O caos aéreo instaurado pela greve geral na Argentina impactou o Brasil nesta quinta-feira (19), devido à paralisação convocada por trabalhadores argentinos. O protesto é contra a reforma trabalhista proposta pelo governo de Javier Milei.
Essa greve resultou no cancelamento de voos em diversos aeroportos brasileiros, incluindo o Aeroporto Internacional de São Paulo-Guarulhos, onde passageiros enfrentaram interrupções logo nas primeiras horas do dia, especialmente em operações da Latam e Gol.
A situação se repetiu em outras cidades brasileiras, como Rio de Janeiro, Florianópolis e Porto Alegre, onde foram registrados cancelamentos significativos, obrigando os viajantes a adaptar seus planos de última hora. Esse impacto reflete diretamente os desdobramentos da movimentação trabalhista na Argentina, destacando a interconexão aérea entre os países.
Reforma trabalhista na Argentina
A proposta de reforma trabalhista, motivadora da greve, é uma das maiores desde os anos 1970 na Argentina. Ela busca alterar contratos de trabalho, aumentar a jornada diária para até 12 horas e reduzir indenizações por demissão.
Tais mudanças são justificadas pelo governo como medidas necessárias para estimular empregos e reduzir custos para empregadores.
Sindicatos e centrais trabalhistas se posicionam contra, argumentando que tal reforma pode resultar na perda de direitos trabalhistas essenciais. Essa oposição tem alimentado protestos e greves, ressaltando a controvérsia e o impacto social da proposta.
Consequências econômicas
Os cancelamentos de voos decorrentes da greve geraram impacto econômico significativo, estimado em mais de US$ 3 milhões. Além de afetar milhares de passageiros, criou um efeito cascata nos setores de turismo e aviação, causando transtornos logísticos.
As companhias aéreas respondem à situação oferecendo remarcação sem custos ou reembolsos integrais para passageiros afetados, na tentativa de minimizar os prejuízos e manter a confiança dos consumidores.

> **ENUNCIADO DA TAREFA**
Copie sem alterações o trecho do texto sobre a greve na Argentina que começa em "Reforma trabalhista na" e vai até "custos para empregadores.".

> **LINHAS LISTADAS**
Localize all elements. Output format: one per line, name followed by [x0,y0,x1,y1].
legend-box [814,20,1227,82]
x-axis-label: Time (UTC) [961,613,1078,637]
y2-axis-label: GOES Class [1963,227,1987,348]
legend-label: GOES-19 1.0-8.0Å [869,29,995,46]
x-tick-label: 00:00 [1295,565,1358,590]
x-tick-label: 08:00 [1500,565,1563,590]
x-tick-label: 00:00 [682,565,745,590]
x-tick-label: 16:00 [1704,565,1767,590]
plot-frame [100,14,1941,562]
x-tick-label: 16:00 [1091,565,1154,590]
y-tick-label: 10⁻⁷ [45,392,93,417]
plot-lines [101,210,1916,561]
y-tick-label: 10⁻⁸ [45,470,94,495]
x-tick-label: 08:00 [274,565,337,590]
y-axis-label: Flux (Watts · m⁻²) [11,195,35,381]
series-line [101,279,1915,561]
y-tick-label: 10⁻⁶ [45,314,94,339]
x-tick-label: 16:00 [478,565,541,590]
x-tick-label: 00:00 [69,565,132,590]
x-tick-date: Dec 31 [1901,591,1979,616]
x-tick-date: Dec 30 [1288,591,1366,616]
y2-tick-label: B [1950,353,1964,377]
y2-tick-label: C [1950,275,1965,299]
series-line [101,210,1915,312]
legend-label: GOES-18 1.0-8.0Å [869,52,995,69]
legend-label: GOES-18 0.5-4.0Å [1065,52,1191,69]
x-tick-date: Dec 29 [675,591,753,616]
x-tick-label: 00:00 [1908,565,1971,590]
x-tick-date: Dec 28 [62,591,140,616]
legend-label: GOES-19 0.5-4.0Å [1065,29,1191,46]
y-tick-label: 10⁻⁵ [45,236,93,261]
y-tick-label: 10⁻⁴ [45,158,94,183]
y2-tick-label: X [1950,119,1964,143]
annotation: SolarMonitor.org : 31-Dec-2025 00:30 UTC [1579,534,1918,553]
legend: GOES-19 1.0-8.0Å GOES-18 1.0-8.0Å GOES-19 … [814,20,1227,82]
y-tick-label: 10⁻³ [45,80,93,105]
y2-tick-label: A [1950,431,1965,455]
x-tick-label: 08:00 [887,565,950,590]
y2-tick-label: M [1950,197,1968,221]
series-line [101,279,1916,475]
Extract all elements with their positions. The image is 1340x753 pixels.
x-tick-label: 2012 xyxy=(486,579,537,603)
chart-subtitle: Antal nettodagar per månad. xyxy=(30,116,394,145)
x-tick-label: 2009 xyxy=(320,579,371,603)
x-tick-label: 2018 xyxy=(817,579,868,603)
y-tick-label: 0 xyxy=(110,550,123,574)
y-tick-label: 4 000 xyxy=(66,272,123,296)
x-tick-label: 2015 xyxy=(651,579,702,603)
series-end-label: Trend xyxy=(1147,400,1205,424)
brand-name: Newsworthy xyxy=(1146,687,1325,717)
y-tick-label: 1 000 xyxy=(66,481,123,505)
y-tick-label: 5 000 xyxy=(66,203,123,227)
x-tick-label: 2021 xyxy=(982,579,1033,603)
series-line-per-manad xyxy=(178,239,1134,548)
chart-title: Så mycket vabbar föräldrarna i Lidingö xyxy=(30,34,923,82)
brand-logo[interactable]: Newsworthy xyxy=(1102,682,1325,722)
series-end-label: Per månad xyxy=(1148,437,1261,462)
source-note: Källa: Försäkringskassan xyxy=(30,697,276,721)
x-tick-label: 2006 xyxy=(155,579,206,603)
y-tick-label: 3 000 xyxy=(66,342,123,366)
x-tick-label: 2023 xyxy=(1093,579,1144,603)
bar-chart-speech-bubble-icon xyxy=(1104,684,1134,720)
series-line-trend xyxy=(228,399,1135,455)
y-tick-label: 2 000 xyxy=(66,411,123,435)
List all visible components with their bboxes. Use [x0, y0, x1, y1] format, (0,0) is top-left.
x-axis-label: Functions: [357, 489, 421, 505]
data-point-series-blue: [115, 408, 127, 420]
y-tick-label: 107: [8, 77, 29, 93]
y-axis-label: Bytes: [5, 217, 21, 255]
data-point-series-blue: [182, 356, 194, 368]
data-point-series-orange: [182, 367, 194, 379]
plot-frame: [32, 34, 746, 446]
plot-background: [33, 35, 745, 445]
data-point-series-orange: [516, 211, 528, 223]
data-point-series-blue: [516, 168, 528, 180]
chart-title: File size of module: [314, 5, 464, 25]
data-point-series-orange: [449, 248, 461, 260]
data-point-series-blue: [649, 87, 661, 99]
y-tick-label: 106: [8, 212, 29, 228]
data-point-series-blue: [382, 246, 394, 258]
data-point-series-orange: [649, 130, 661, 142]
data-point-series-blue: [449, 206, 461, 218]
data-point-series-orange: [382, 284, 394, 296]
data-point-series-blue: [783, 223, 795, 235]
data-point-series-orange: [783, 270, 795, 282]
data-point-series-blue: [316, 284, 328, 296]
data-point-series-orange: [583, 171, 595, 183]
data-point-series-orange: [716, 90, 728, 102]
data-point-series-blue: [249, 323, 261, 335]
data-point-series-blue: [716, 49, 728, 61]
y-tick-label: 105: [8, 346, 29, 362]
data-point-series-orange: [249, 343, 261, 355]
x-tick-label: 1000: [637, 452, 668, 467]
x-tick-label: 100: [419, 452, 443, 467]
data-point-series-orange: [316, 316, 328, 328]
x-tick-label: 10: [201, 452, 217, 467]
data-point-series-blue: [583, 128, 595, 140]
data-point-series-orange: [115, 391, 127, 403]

> **RESOLUÇÃO DA TAREFA**
Reforma trabalhista na Argentina
A proposta de reforma trabalhista, motivadora da greve, é uma das maiores desde os anos 1970 na Argentina. Ela busca alterar contratos de trabalho, aumentar a jornada diária para até 12 horas e reduzir indenizações por demissão.
Tais mudanças são justificadas pelo governo como medidas necessárias para estimular empregos e reduzir custos para empregadores.